| Written request |
The entries below are to be repeated exactly as they stand.

| Listed entries |

>>

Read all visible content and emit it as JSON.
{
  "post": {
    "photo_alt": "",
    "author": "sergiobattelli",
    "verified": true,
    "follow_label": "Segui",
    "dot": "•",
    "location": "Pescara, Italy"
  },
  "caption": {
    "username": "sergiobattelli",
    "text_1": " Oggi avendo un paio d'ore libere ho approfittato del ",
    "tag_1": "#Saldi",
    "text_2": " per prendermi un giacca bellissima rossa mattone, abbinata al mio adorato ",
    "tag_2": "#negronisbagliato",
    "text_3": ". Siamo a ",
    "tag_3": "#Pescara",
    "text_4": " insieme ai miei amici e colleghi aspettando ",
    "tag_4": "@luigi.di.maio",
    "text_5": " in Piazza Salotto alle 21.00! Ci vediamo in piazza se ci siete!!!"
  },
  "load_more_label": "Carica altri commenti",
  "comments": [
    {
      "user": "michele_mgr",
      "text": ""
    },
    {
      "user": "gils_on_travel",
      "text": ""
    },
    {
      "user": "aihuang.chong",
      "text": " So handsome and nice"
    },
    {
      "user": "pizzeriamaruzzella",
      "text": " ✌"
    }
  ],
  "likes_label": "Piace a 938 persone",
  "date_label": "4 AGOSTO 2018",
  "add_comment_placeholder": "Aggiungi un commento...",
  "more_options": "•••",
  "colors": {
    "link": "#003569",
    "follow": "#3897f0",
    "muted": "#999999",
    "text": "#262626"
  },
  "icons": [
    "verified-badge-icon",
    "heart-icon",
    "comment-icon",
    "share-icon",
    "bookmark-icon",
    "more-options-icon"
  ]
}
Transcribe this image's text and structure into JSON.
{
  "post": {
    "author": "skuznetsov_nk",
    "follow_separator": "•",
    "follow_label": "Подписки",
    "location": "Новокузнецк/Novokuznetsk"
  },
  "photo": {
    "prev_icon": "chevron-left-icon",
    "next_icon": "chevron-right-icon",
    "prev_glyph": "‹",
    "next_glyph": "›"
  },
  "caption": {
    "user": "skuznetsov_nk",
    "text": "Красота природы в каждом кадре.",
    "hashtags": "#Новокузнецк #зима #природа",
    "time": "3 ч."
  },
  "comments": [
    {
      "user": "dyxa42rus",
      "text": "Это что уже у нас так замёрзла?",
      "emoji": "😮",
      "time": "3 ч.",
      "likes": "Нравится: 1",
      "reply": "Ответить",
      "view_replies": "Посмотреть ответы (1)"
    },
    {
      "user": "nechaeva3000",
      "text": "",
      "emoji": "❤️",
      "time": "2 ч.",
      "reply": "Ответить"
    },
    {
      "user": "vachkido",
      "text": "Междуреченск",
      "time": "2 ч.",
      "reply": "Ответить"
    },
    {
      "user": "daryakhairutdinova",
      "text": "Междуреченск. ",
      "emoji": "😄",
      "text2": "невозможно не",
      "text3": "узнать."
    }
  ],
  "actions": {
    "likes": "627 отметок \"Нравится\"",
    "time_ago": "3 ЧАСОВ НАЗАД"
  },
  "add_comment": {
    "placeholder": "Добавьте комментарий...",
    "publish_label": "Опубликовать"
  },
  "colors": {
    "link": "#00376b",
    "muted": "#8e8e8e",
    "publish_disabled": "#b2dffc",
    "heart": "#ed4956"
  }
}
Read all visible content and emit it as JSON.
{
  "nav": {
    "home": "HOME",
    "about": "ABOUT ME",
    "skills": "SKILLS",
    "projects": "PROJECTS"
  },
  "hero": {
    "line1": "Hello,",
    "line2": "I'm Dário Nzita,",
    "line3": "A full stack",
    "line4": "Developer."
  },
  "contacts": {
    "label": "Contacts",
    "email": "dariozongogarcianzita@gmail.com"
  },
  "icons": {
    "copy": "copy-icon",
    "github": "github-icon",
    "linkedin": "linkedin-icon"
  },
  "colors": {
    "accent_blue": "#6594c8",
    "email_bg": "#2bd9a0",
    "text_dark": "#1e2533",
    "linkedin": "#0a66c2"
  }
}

<<

| Result |
Read all visible content and emit it as JSON.
{
  "post": {
    "photo_alt": "",
    "author": "sergiobattelli",
    "verified": true,
    "follow_label": "Segui",
    "dot": "•",
    "location": "Pescara, Italy"
  },
  "caption": {
    "username": "sergiobattelli",
    "text_1": " Oggi avendo un paio d'ore libere ho approfittato del ",
    "tag_1": "#Saldi",
    "text_2": " per prendermi un giacca bellissima rossa mattone, abbinata al mio adorato ",
    "tag_2": "#negronisbagliato",
    "text_3": ". Siamo a ",
    "tag_3": "#Pescara",
    "text_4": " insieme ai miei amici e colleghi aspettando ",
    "tag_4": "@luigi.di.maio",
    "text_5": " in Piazza Salotto alle 21.00! Ci vediamo in piazza se ci siete!!!"
  },
  "load_more_label": "Carica altri commenti",
  "comments": [
    {
      "user": "michele_mgr",
      "text": ""
    },
    {
      "user": "gils_on_travel",
      "text": ""
    },
    {
      "user": "aihuang.chong",
      "text": " So handsome and nice"
    },
    {
      "user": "pizzeriamaruzzella",
      "text": " ✌"
    }
  ],
  "likes_label": "Piace a 938 persone",
  "date_label": "4 AGOSTO 2018",
  "add_comment_placeholder": "Aggiungi un commento...",
  "more_options": "•••",
  "colors": {
    "link": "#003569",
    "follow": "#3897f0",
    "muted": "#999999",
    "text": "#262626"
  },
  "icons": [
    "verified-badge-icon",
    "heart-icon",
    "comment-icon",
    "share-icon",
    "bookmark-icon",
    "more-options-icon"
  ]
}
Transcribe this image's text and structure into JSON.
{
  "post": {
    "author": "skuznetsov_nk",
    "follow_separator": "•",
    "follow_label": "Подписки",
    "location": "Новокузнецк/Novokuznetsk"
  },
  "photo": {
    "prev_icon": "chevron-left-icon",
    "next_icon": "chevron-right-icon",
    "prev_glyph": "‹",
    "next_glyph": "›"
  },
  "caption": {
    "user": "skuznetsov_nk",
    "text": "Красота природы в каждом кадре.",
    "hashtags": "#Новокузнецк #зима #природа",
    "time": "3 ч."
  },
  "comments": [
    {
      "user": "dyxa42rus",
      "text": "Это что уже у нас так замёрзла?",
      "emoji": "😮",
      "time": "3 ч.",
      "likes": "Нравится: 1",
      "reply": "Ответить",
      "view_replies": "Посмотреть ответы (1)"
    },
    {
      "user": "nechaeva3000",
      "text": "",
      "emoji": "❤️",
      "time": "2 ч.",
      "reply": "Ответить"
    },
    {
      "user": "vachkido",
      "text": "Междуреченск",
      "time": "2 ч.",
      "reply": "Ответить"
    },
    {
      "user": "daryakhairutdinova",
      "text": "Междуреченск. ",
      "emoji": "😄",
      "text2": "невозможно не",
      "text3": "узнать."
    }
  ],
  "actions": {
    "likes": "627 отметок \"Нравится\"",
    "time_ago": "3 ЧАСОВ НАЗАД"
  },
  "add_comment": {
    "placeholder": "Добавьте комментарий...",
    "publish_label": "Опубликовать"
  },
  "colors": {
    "link": "#00376b",
    "muted": "#8e8e8e",
    "publish_disabled": "#b2dffc",
    "heart": "#ed4956"
  }
}
Read all visible content and emit it as JSON.
{
  "nav": {
    "home": "HOME",
    "about": "ABOUT ME",
    "skills": "SKILLS",
    "projects": "PROJECTS"
  },
  "hero": {
    "line1": "Hello,",
    "line2": "I'm Dário Nzita,",
    "line3": "A full stack",
    "line4": "Developer."
  },
  "contacts": {
    "label": "Contacts",
    "email": "dariozongogarcianzita@gmail.com"
  },
  "icons": {
    "copy": "copy-icon",
    "github": "github-icon",
    "linkedin": "linkedin-icon"
  },
  "colors": {
    "accent_blue": "#6594c8",
    "email_bg": "#2bd9a0",
    "text_dark": "#1e2533",
    "linkedin": "#0a66c2"
  }
}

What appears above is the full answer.